> [What to work on] Copy out, word for word, everything from the line containing "Patent image size: (777, 668)." down to the line containing "The solid circle 84 is at (100, 278).", including both of those lines.

> [Given records]
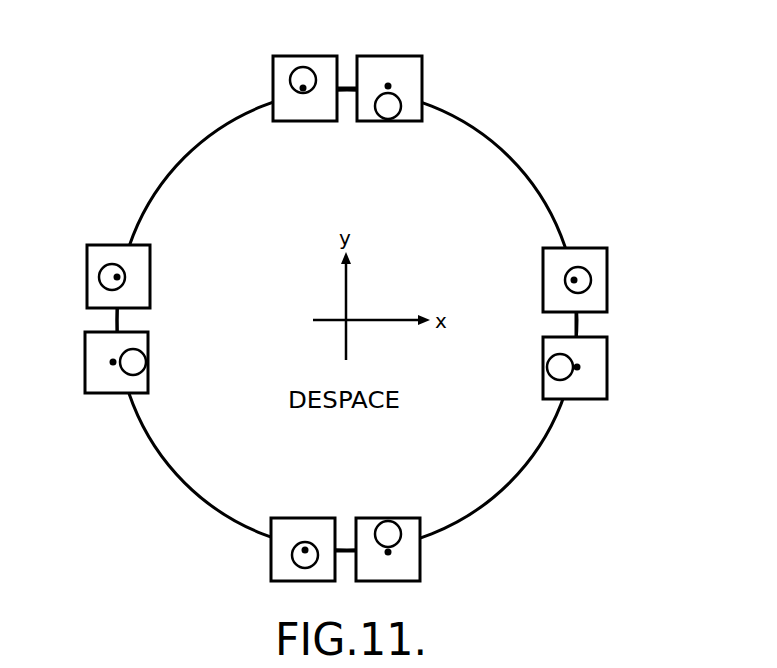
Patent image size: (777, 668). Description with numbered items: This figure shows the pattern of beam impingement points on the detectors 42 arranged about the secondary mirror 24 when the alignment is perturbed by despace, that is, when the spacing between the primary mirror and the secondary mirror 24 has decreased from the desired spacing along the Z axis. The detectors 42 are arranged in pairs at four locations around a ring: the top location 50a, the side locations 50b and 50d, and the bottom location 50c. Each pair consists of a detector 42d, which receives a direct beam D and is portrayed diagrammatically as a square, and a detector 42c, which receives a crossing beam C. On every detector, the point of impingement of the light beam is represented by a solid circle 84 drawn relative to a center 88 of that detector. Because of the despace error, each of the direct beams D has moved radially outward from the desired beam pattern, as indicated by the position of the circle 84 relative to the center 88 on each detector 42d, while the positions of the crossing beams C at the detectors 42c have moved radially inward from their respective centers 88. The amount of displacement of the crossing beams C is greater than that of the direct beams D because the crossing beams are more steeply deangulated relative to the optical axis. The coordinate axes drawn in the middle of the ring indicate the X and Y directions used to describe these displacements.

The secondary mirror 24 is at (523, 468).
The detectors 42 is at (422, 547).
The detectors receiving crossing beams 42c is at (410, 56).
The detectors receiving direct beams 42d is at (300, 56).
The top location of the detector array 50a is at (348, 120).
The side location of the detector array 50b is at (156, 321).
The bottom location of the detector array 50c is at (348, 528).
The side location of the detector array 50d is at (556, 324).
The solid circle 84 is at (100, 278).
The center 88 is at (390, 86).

--

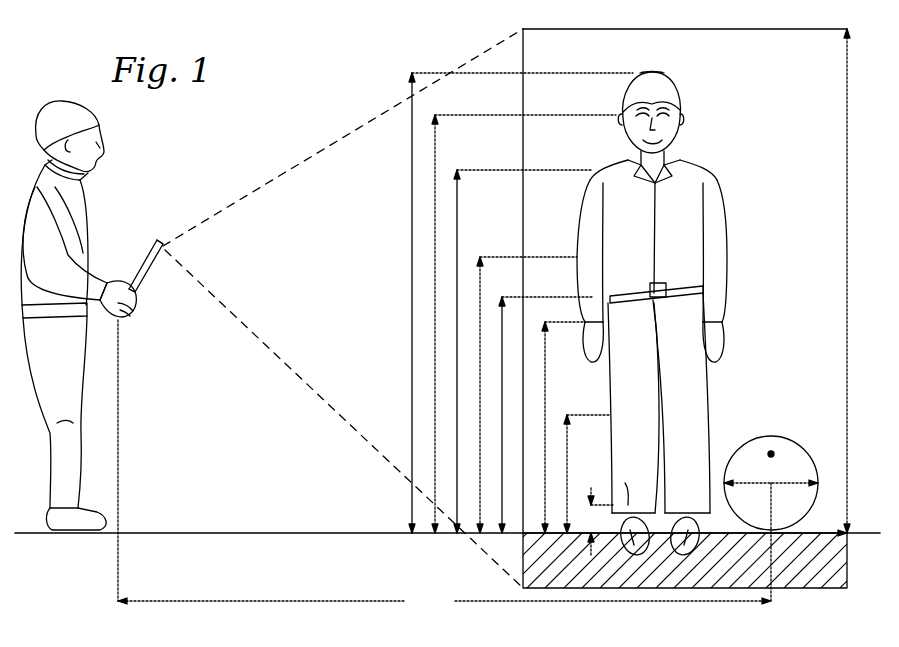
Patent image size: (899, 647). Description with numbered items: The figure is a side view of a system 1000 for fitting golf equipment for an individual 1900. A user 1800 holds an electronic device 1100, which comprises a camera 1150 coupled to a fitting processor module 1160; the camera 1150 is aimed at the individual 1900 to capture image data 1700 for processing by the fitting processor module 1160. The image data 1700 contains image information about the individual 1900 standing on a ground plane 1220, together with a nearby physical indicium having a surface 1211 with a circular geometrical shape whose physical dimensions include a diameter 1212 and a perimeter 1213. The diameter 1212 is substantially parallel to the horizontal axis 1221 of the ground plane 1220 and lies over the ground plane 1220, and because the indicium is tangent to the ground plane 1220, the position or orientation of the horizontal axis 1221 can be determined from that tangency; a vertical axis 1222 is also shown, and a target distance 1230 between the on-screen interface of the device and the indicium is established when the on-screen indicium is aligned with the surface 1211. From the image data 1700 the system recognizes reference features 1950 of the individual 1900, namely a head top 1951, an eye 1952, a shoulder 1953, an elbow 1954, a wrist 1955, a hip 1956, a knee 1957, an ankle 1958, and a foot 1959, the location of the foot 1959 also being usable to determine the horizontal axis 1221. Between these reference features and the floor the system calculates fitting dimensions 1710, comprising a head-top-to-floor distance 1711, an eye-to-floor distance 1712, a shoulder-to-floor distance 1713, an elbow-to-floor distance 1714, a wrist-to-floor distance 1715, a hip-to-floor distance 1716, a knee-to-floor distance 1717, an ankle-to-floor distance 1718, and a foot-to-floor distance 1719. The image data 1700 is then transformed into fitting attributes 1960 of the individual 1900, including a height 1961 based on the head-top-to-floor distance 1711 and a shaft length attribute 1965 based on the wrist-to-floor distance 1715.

> [Solution to the problem]
Patent image size: (777, 668). Description with numbered items: This figure shows the pattern of beam impingement points on the detectors 42 arranged about the secondary mirror 24 when the alignment is perturbed by despace, that is, when the spacing between the primary mirror and the secondary mirror 24 has decreased from the desired spacing along the Z axis. The detectors 42 are arranged in pairs at four locations around a ring: the top location 50a, the side locations 50b and 50d, and the bottom location 50c. Each pair consists of a detector 42d, which receives a direct beam D and is portrayed diagrammatically as a square, and a detector 42c, which receives a crossing beam C. On every detector, the point of impingement of the light beam is represented by a solid circle 84 drawn relative to a center 88 of that detector. Because of the despace error, each of the direct beams D has moved radially outward from the desired beam pattern, as indicated by the position of the circle 84 relative to the center 88 on each detector 42d, while the positions of the crossing beams C at the detectors 42c have moved radially inward from their respective centers 88. The amount of displacement of the crossing beams C is greater than that of the direct beams D because the crossing beams are more steeply deangulated relative to the optical axis. The coordinate axes drawn in the middle of the ring indicate the X and Y directions used to describe these displacements.

The secondary mirror 24 is at (523, 468).
The detectors 42 is at (422, 547).
The detectors receiving crossing beams 42c is at (410, 56).
The detectors receiving direct beams 42d is at (300, 56).
The top location of the detector array 50a is at (348, 120).
The side location of the detector array 50b is at (156, 321).
The bottom location of the detector array 50c is at (348, 528).
The side location of the detector array 50d is at (556, 324).
The solid circle 84 is at (100, 278).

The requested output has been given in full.